** TASK INSTRUCTIONS **
Copy every record exactly, and keep the pictures out.

(Rows from a figure dataset)
▬▬▬

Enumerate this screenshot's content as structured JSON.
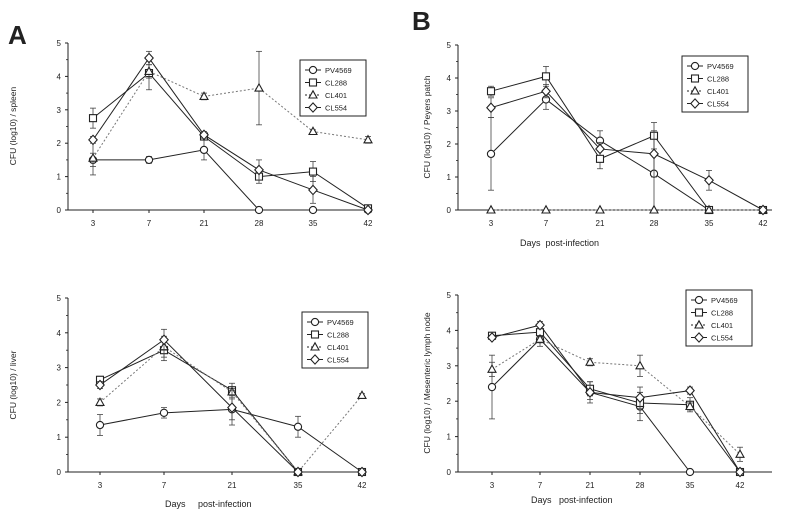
{
  "panel_labels": {
    "A": "A",
    "B": "B"
  },
  "chart_data": [
    {
      "type": "line",
      "ylabel": "CFU (log10) / spleen",
      "xlabel": "",
      "categories": [
        "3",
        "7",
        "21",
        "28",
        "35",
        "42"
      ],
      "ylim": [
        0,
        5
      ],
      "yticks": [
        "0",
        "1",
        "2",
        "3",
        "4",
        "5"
      ],
      "legend": [
        "PV4569",
        "CL288",
        "CL401",
        "CL554"
      ],
      "series": [
        {
          "name": "PV4569",
          "marker": "circle",
          "dash": false,
          "values": [
            1.5,
            1.5,
            1.8,
            0,
            0,
            0
          ],
          "errors": [
            0.2,
            0.1,
            0.3,
            0,
            0,
            0
          ]
        },
        {
          "name": "CL288",
          "marker": "square",
          "dash": false,
          "values": [
            2.75,
            4.1,
            2.2,
            1.0,
            1.15,
            0.05
          ],
          "errors": [
            0.3,
            0.5,
            0.1,
            0.2,
            0.3,
            0
          ]
        },
        {
          "name": "CL401",
          "marker": "triangle",
          "dash": true,
          "values": [
            1.55,
            4.15,
            3.4,
            3.65,
            2.35,
            2.1
          ],
          "errors": [
            0.5,
            0.2,
            0.1,
            1.1,
            0.05,
            0.1
          ]
        },
        {
          "name": "CL554",
          "marker": "diamond",
          "dash": false,
          "values": [
            2.1,
            4.55,
            2.25,
            1.2,
            0.6,
            0
          ],
          "errors": [
            0.1,
            0.2,
            0.1,
            0.3,
            0.4,
            0
          ]
        }
      ]
    },
    {
      "type": "line",
      "ylabel": "CFU (log10) / Peyers patch",
      "xlabel": "Days  post-infection",
      "categories": [
        "3",
        "7",
        "21",
        "28",
        "35",
        "42"
      ],
      "ylim": [
        0,
        5
      ],
      "yticks": [
        "0",
        "1",
        "2",
        "3",
        "4",
        "5"
      ],
      "legend": [
        "PV4569",
        "CL288",
        "CL401",
        "CL554"
      ],
      "series": [
        {
          "name": "PV4569",
          "marker": "circle",
          "dash": false,
          "values": [
            1.7,
            3.35,
            2.1,
            1.1,
            0,
            0
          ],
          "errors": [
            1.1,
            0.3,
            0.3,
            1.1,
            0,
            0
          ]
        },
        {
          "name": "CL288",
          "marker": "square",
          "dash": false,
          "values": [
            3.6,
            4.05,
            1.55,
            2.25,
            0,
            0
          ],
          "errors": [
            0.15,
            0.3,
            0.3,
            0.4,
            0,
            0
          ]
        },
        {
          "name": "CL401",
          "marker": "triangle",
          "dash": true,
          "values": [
            0,
            0,
            0,
            0,
            0,
            0
          ],
          "errors": [
            0,
            0,
            0,
            0,
            0,
            0
          ]
        },
        {
          "name": "CL554",
          "marker": "diamond",
          "dash": false,
          "values": [
            3.1,
            3.6,
            1.85,
            1.7,
            0.9,
            0
          ],
          "errors": [
            0.3,
            0.2,
            0.2,
            0.7,
            0.3,
            0
          ]
        }
      ]
    },
    {
      "type": "line",
      "ylabel": "CFU (log10) / liver",
      "xlabel": "Days     post-infection",
      "categories": [
        "3",
        "7",
        "21",
        "35",
        "42"
      ],
      "ylim": [
        0,
        5
      ],
      "yticks": [
        "0",
        "1",
        "2",
        "3",
        "4",
        "5"
      ],
      "legend": [
        "PV4569",
        "CL288",
        "CL401",
        "CL554"
      ],
      "series": [
        {
          "name": "PV4569",
          "marker": "circle",
          "dash": false,
          "values": [
            1.35,
            1.7,
            1.8,
            1.3,
            0
          ],
          "errors": [
            0.3,
            0.15,
            0.3,
            0.3,
            0
          ]
        },
        {
          "name": "CL288",
          "marker": "square",
          "dash": false,
          "values": [
            2.65,
            3.5,
            2.35,
            0,
            0
          ],
          "errors": [
            0.1,
            0.3,
            0.2,
            0,
            0
          ]
        },
        {
          "name": "CL401",
          "marker": "triangle",
          "dash": true,
          "values": [
            2.0,
            3.6,
            2.3,
            0,
            2.2
          ],
          "errors": [
            0.1,
            0.3,
            0.1,
            0,
            0.05
          ]
        },
        {
          "name": "CL554",
          "marker": "diamond",
          "dash": false,
          "values": [
            2.5,
            3.8,
            1.85,
            0,
            0
          ],
          "errors": [
            0.1,
            0.3,
            0.5,
            0,
            0
          ]
        }
      ]
    },
    {
      "type": "line",
      "ylabel": "CFU (log10) / Mesenteric lymph node",
      "xlabel": "Days   post-infection",
      "categories": [
        "3",
        "7",
        "21",
        "28",
        "35",
        "42"
      ],
      "ylim": [
        0,
        5
      ],
      "yticks": [
        "0",
        "1",
        "2",
        "3",
        "4",
        "5"
      ],
      "legend": [
        "PV4569",
        "CL288",
        "CL401",
        "CL554"
      ],
      "series": [
        {
          "name": "PV4569",
          "marker": "circle",
          "dash": false,
          "values": [
            2.4,
            3.75,
            2.25,
            1.85,
            0,
            0
          ],
          "errors": [
            0.9,
            0.2,
            0.3,
            0.4,
            0,
            0
          ]
        },
        {
          "name": "CL288",
          "marker": "square",
          "dash": false,
          "values": [
            3.85,
            3.95,
            2.35,
            1.95,
            1.9,
            0
          ],
          "errors": [
            0.05,
            0.2,
            0.2,
            0.3,
            0.2,
            0
          ]
        },
        {
          "name": "CL401",
          "marker": "triangle",
          "dash": true,
          "values": [
            2.9,
            3.75,
            3.1,
            3.0,
            1.85,
            0.5
          ],
          "errors": [
            0.2,
            0.1,
            0.1,
            0.3,
            0.1,
            0.2
          ]
        },
        {
          "name": "CL554",
          "marker": "diamond",
          "dash": false,
          "values": [
            3.8,
            4.15,
            2.25,
            2.1,
            2.3,
            0
          ],
          "errors": [
            0.05,
            0.1,
            0.2,
            0.3,
            0.1,
            0
          ]
        }
      ]
    }
  ]
}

▬▬▬

** OUTPUT OF THE TASK **
Enumerate this screenshot's content as structured JSON.
{
  "panel_labels": {
    "A": "A",
    "B": "B"
  },
  "chart_data": [
    {
      "type": "line",
      "ylabel": "CFU (log10) / spleen",
      "xlabel": "",
      "categories": [
        "3",
        "7",
        "21",
        "28",
        "35",
        "42"
      ],
      "ylim": [
        0,
        5
      ],
      "yticks": [
        "0",
        "1",
        "2",
        "3",
        "4",
        "5"
      ],
      "legend": [
        "PV4569",
        "CL288",
        "CL401",
        "CL554"
      ],
      "series": [
        {
          "name": "PV4569",
          "marker": "circle",
          "dash": false,
          "values": [
            1.5,
            1.5,
            1.8,
            0,
            0,
            0
          ],
          "errors": [
            0.2,
            0.1,
            0.3,
            0,
            0,
            0
          ]
        },
        {
          "name": "CL288",
          "marker": "square",
          "dash": false,
          "values": [
            2.75,
            4.1,
            2.2,
            1.0,
            1.15,
            0.05
          ],
          "errors": [
            0.3,
            0.5,
            0.1,
            0.2,
            0.3,
            0
          ]
        },
        {
          "name": "CL401",
          "marker": "triangle",
          "dash": true,
          "values": [
            1.55,
            4.15,
            3.4,
            3.65,
            2.35,
            2.1
          ],
          "errors": [
            0.5,
            0.2,
            0.1,
            1.1,
            0.05,
            0.1
          ]
        },
        {
          "name": "CL554",
          "marker": "diamond",
          "dash": false,
          "values": [
            2.1,
            4.55,
            2.25,
            1.2,
            0.6,
            0
          ],
          "errors": [
            0.1,
            0.2,
            0.1,
            0.3,
            0.4,
            0
          ]
        }
      ]
    },
    {
      "type": "line",
      "ylabel": "CFU (log10) / Peyers patch",
      "xlabel": "Days  post-infection",
      "categories": [
        "3",
        "7",
        "21",
        "28",
        "35",
        "42"
      ],
      "ylim": [
        0,
        5
      ],
      "yticks": [
        "0",
        "1",
        "2",
        "3",
        "4",
        "5"
      ],
      "legend": [
        "PV4569",
        "CL288",
        "CL401",
        "CL554"
      ],
      "series": [
        {
          "name": "PV4569",
          "marker": "circle",
          "dash": false,
          "values": [
            1.7,
            3.35,
            2.1,
            1.1,
            0,
            0
          ],
          "errors": [
            1.1,
            0.3,
            0.3,
            1.1,
            0,
            0
          ]
        },
        {
          "name": "CL288",
          "marker": "square",
          "dash": false,
          "values": [
            3.6,
            4.05,
            1.55,
            2.25,
            0,
            0
          ],
          "errors": [
            0.15,
            0.3,
            0.3,
            0.4,
            0,
            0
          ]
        },
        {
          "name": "CL401",
          "marker": "triangle",
          "dash": true,
          "values": [
            0,
            0,
            0,
            0,
            0,
            0
          ],
          "errors": [
            0,
            0,
            0,
            0,
            0,
            0
          ]
        },
        {
          "name": "CL554",
          "marker": "diamond",
          "dash": false,
          "values": [
            3.1,
            3.6,
            1.85,
            1.7,
            0.9,
            0
          ],
          "errors": [
            0.3,
            0.2,
            0.2,
            0.7,
            0.3,
            0
          ]
        }
      ]
    },
    {
      "type": "line",
      "ylabel": "CFU (log10) / liver",
      "xlabel": "Days     post-infection",
      "categories": [
        "3",
        "7",
        "21",
        "35",
        "42"
      ],
      "ylim": [
        0,
        5
      ],
      "yticks": [
        "0",
        "1",
        "2",
        "3",
        "4",
        "5"
      ],
      "legend": [
        "PV4569",
        "CL288",
        "CL401",
        "CL554"
      ],
      "series": [
        {
          "name": "PV4569",
          "marker": "circle",
          "dash": false,
          "values": [
            1.35,
            1.7,
            1.8,
            1.3,
            0
          ],
          "errors": [
            0.3,
            0.15,
            0.3,
            0.3,
            0
          ]
        },
        {
          "name": "CL288",
          "marker": "square",
          "dash": false,
          "values": [
            2.65,
            3.5,
            2.35,
            0,
            0
          ],
          "errors": [
            0.1,
            0.3,
            0.2,
            0,
            0
          ]
        },
        {
          "name": "CL401",
          "marker": "triangle",
          "dash": true,
          "values": [
            2.0,
            3.6,
            2.3,
            0,
            2.2
          ],
          "errors": [
            0.1,
            0.3,
            0.1,
            0,
            0.05
          ]
        },
        {
          "name": "CL554",
          "marker": "diamond",
          "dash": false,
          "values": [
            2.5,
            3.8,
            1.85,
            0,
            0
          ],
          "errors": [
            0.1,
            0.3,
            0.5,
            0,
            0
          ]
        }
      ]
    },
    {
      "type": "line",
      "ylabel": "CFU (log10) / Mesenteric lymph node",
      "xlabel": "Days   post-infection",
      "categories": [
        "3",
        "7",
        "21",
        "28",
        "35",
        "42"
      ],
      "ylim": [
        0,
        5
      ],
      "yticks": [
        "0",
        "1",
        "2",
        "3",
        "4",
        "5"
      ],
      "legend": [
        "PV4569",
        "CL288",
        "CL401",
        "CL554"
      ],
      "series": [
        {
          "name": "PV4569",
          "marker": "circle",
          "dash": false,
          "values": [
            2.4,
            3.75,
            2.25,
            1.85,
            0,
            0
          ],
          "errors": [
            0.9,
            0.2,
            0.3,
            0.4,
            0,
            0
          ]
        },
        {
          "name": "CL288",
          "marker": "square",
          "dash": false,
          "values": [
            3.85,
            3.95,
            2.35,
            1.95,
            1.9,
            0
          ],
          "errors": [
            0.05,
            0.2,
            0.2,
            0.3,
            0.2,
            0
          ]
        },
        {
          "name": "CL401",
          "marker": "triangle",
          "dash": true,
          "values": [
            2.9,
            3.75,
            3.1,
            3.0,
            1.85,
            0.5
          ],
          "errors": [
            0.2,
            0.1,
            0.1,
            0.3,
            0.1,
            0.2
          ]
        },
        {
          "name": "CL554",
          "marker": "diamond",
          "dash": false,
          "values": [
            3.8,
            4.15,
            2.25,
            2.1,
            2.3,
            0
          ],
          "errors": [
            0.05,
            0.1,
            0.2,
            0.3,
            0.1,
            0
          ]
        }
      ]
    }
  ]
}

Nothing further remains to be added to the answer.